** BEGIN EXERCISE MATERIALS **

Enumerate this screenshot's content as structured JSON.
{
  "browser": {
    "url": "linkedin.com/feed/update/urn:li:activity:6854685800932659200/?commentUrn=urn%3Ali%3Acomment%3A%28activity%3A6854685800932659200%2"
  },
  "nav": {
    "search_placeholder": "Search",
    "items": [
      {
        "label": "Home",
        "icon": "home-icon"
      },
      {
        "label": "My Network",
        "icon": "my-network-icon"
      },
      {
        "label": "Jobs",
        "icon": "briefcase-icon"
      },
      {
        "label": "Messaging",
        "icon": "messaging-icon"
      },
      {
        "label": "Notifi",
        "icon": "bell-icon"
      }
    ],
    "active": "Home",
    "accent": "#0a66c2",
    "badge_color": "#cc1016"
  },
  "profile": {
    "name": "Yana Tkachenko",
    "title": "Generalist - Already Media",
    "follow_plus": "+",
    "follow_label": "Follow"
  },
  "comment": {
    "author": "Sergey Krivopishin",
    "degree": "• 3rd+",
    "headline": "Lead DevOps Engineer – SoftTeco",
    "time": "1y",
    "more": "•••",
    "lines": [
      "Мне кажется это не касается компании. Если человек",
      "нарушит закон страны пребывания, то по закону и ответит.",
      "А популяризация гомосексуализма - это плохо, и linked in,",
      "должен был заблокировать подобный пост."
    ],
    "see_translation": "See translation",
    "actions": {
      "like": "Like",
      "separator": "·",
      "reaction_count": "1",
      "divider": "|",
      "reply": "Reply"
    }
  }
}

** END EXERCISE MATERIALS **

DESCRIPTION OF THE TASK:
Please reproduce each line exactly as written.

EXERCISE ANSWER:
Enumerate this screenshot's content as structured JSON.
{
  "browser": {
    "url": "linkedin.com/feed/update/urn:li:activity:6854685800932659200/?commentUrn=urn%3Ali%3Acomment%3A%28activity%3A6854685800932659200%2"
  },
  "nav": {
    "search_placeholder": "Search",
    "items": [
      {
        "label": "Home",
        "icon": "home-icon"
      },
      {
        "label": "My Network",
        "icon": "my-network-icon"
      },
      {
        "label": "Jobs",
        "icon": "briefcase-icon"
      },
      {
        "label": "Messaging",
        "icon": "messaging-icon"
      },
      {
        "label": "Notifi",
        "icon": "bell-icon"
      }
    ],
    "active": "Home",
    "accent": "#0a66c2",
    "badge_color": "#cc1016"
  },
  "profile": {
    "name": "Yana Tkachenko",
    "title": "Generalist - Already Media",
    "follow_plus": "+",
    "follow_label": "Follow"
  },
  "comment": {
    "author": "Sergey Krivopishin",
    "degree": "• 3rd+",
    "headline": "Lead DevOps Engineer – SoftTeco",
    "time": "1y",
    "more": "•••",
    "lines": [
      "Мне кажется это не касается компании. Если человек",
      "нарушит закон страны пребывания, то по закону и ответит.",
      "А популяризация гомосексуализма - это плохо, и linked in,",
      "должен был заблокировать подобный пост."
    ],
    "see_translation": "See translation",
    "actions": {
      "like": "Like",
      "separator": "·",
      "reaction_count": "1",
      "divider": "|",
      "reply": "Reply"
    }
  }
}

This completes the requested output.